### Exercise instructions
The expected answer comprises all lines from the entries that contain the string "Human".

### Data shown

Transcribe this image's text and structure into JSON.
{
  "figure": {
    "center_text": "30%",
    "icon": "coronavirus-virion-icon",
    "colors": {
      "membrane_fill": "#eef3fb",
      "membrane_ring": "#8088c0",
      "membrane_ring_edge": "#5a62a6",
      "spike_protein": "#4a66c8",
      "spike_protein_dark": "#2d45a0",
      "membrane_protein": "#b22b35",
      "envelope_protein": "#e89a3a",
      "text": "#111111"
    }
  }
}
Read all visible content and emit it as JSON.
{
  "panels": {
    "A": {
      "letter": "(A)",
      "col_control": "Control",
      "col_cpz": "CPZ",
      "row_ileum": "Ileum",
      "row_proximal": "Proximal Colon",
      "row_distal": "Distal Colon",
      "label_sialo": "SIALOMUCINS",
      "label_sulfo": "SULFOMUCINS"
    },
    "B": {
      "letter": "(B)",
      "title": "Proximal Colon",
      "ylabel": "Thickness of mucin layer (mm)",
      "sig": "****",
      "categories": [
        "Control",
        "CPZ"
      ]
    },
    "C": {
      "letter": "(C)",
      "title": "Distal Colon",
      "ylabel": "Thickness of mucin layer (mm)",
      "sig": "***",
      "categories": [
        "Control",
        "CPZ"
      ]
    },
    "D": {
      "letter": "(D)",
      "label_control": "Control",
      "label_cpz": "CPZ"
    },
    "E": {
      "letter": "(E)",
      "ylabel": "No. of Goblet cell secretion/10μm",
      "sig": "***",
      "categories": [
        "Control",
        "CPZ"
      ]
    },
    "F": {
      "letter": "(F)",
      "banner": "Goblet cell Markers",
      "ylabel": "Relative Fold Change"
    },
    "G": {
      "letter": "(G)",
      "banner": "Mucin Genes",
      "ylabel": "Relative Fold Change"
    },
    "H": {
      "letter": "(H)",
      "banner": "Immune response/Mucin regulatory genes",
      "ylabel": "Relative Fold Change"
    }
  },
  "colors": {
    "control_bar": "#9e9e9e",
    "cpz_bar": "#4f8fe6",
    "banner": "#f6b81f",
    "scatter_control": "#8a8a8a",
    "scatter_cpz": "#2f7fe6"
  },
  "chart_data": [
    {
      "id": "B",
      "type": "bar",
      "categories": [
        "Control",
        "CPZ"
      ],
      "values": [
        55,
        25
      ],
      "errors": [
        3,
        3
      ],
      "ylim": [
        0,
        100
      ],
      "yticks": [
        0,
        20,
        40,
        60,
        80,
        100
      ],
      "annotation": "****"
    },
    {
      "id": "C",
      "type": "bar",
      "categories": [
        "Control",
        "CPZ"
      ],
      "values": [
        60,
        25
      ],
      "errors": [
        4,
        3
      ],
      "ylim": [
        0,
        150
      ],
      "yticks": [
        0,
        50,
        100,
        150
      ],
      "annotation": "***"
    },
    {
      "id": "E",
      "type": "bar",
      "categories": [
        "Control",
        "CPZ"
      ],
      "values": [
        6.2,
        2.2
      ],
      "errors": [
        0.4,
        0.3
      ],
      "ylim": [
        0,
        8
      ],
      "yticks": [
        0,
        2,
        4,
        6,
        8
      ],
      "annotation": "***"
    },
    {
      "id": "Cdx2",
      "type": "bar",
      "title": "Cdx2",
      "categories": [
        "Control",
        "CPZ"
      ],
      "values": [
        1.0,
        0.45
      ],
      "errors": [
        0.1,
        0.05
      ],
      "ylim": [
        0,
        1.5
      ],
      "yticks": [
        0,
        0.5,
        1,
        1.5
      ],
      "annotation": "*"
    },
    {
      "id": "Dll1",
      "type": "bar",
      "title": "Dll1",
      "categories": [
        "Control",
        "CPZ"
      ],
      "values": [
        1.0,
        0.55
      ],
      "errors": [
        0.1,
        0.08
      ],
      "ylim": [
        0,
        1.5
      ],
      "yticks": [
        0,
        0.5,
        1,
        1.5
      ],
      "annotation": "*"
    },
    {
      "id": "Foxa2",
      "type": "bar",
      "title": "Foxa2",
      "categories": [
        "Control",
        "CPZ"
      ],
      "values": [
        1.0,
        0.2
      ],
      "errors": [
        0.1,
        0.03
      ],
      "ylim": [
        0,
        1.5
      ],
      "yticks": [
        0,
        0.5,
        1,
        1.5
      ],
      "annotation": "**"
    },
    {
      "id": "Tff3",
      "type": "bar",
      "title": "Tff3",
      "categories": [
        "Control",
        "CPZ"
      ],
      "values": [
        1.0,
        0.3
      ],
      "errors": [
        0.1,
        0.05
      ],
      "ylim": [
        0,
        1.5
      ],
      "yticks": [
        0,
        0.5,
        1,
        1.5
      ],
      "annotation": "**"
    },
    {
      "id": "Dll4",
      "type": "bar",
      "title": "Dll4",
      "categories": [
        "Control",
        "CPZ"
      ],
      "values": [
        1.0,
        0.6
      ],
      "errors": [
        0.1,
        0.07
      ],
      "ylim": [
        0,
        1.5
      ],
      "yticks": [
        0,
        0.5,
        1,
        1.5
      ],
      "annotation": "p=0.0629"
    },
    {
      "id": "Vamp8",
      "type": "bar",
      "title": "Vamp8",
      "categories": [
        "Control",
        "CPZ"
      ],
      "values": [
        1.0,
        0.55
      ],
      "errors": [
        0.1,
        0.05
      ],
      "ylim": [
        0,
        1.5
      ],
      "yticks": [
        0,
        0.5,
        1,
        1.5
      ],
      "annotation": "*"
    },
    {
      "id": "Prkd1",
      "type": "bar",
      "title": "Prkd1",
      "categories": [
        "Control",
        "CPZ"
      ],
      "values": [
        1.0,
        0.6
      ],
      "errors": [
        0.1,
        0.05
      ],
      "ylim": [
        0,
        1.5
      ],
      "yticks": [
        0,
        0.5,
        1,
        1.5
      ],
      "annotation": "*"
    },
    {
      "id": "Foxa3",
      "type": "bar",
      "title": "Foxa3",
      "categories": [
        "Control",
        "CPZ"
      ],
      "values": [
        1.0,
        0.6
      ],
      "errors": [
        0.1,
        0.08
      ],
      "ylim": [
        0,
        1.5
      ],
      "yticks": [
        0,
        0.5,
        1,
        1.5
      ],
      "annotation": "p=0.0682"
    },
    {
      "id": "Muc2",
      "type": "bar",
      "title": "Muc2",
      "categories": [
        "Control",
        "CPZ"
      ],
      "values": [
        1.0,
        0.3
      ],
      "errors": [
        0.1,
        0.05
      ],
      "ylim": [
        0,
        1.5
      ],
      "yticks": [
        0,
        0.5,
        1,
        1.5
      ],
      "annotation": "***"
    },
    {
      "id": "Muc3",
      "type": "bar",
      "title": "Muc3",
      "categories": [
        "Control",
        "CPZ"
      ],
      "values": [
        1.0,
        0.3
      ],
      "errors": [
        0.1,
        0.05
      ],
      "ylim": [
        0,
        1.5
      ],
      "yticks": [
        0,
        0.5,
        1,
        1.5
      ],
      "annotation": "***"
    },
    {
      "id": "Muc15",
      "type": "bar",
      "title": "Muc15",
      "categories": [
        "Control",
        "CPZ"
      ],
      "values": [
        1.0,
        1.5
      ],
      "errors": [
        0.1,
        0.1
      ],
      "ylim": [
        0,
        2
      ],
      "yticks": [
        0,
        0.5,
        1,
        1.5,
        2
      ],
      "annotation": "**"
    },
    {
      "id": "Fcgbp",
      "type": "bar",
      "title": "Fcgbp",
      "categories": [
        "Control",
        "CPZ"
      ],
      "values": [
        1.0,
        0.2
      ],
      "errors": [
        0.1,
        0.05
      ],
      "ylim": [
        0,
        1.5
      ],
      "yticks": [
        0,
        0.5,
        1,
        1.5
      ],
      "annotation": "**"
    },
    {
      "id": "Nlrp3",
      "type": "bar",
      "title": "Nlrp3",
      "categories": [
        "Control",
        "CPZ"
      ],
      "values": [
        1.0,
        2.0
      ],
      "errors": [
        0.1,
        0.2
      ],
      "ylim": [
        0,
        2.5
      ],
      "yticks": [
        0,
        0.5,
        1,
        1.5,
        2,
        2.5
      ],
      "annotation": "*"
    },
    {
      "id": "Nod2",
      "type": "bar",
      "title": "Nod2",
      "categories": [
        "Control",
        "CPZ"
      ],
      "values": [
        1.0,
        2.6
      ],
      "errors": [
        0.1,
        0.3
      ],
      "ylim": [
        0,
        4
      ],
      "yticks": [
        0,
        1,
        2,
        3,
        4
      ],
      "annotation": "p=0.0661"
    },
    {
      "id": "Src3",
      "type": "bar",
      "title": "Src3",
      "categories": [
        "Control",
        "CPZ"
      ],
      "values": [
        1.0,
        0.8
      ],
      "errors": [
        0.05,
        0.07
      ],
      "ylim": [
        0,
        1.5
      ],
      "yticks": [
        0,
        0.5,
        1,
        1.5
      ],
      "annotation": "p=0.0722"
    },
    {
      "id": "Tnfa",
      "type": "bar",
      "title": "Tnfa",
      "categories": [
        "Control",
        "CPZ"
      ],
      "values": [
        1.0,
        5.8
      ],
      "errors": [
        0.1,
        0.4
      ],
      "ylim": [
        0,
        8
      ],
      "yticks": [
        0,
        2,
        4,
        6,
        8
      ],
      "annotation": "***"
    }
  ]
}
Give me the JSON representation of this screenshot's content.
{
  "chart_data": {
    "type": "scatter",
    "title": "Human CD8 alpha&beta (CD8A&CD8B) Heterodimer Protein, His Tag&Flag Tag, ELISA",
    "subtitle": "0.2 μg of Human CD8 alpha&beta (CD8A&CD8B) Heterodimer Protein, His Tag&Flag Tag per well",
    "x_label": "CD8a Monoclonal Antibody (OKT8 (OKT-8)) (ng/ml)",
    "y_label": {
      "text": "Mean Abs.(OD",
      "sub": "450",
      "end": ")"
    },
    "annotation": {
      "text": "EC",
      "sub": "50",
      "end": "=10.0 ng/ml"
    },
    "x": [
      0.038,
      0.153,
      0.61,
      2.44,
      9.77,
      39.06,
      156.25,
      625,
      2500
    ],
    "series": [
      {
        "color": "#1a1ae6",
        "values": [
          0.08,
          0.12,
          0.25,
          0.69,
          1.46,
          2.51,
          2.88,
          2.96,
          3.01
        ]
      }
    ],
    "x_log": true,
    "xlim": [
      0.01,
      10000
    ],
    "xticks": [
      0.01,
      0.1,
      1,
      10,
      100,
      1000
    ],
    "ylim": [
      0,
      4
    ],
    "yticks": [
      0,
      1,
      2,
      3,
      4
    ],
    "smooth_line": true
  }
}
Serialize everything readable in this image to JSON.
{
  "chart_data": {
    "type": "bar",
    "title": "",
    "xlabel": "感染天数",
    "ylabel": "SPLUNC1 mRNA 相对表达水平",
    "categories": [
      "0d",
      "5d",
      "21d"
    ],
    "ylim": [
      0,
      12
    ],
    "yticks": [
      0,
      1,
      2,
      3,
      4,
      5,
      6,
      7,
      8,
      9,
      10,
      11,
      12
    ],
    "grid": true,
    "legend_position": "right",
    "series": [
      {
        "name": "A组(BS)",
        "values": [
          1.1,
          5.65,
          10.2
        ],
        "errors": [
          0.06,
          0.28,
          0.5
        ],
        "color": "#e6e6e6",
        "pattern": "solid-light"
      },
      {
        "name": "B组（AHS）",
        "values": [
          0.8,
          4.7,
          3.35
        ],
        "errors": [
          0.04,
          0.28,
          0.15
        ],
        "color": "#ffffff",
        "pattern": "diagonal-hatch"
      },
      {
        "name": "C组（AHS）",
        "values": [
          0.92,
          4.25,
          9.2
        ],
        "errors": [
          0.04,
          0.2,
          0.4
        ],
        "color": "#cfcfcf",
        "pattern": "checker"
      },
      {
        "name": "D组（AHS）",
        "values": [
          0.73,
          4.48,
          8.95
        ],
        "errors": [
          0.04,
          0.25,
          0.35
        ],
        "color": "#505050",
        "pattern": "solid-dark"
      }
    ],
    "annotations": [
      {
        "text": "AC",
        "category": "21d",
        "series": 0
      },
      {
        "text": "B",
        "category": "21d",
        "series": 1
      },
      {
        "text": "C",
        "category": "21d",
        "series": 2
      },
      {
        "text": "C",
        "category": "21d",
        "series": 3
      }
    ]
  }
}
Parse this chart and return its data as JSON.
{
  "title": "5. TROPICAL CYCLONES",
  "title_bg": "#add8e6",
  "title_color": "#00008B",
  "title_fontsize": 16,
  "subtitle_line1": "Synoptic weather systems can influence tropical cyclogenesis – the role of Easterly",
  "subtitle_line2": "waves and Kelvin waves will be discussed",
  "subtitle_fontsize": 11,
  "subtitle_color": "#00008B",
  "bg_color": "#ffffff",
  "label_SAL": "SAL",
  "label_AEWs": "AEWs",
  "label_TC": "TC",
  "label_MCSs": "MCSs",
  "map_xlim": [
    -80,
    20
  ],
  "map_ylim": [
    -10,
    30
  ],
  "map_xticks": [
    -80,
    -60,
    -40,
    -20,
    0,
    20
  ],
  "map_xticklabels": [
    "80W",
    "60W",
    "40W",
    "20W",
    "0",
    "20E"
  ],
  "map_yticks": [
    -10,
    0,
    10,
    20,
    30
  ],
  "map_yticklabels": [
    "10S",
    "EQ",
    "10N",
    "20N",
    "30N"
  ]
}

### Exercise output
    "title": "Human CD8 alpha&beta (CD8A&CD8B) Heterodimer Protein, His Tag&Flag Tag, ELISA",
    "subtitle": "0.2 μg of Human CD8 alpha&beta (CD8A&CD8B) Heterodimer Protein, His Tag&Flag Tag per well",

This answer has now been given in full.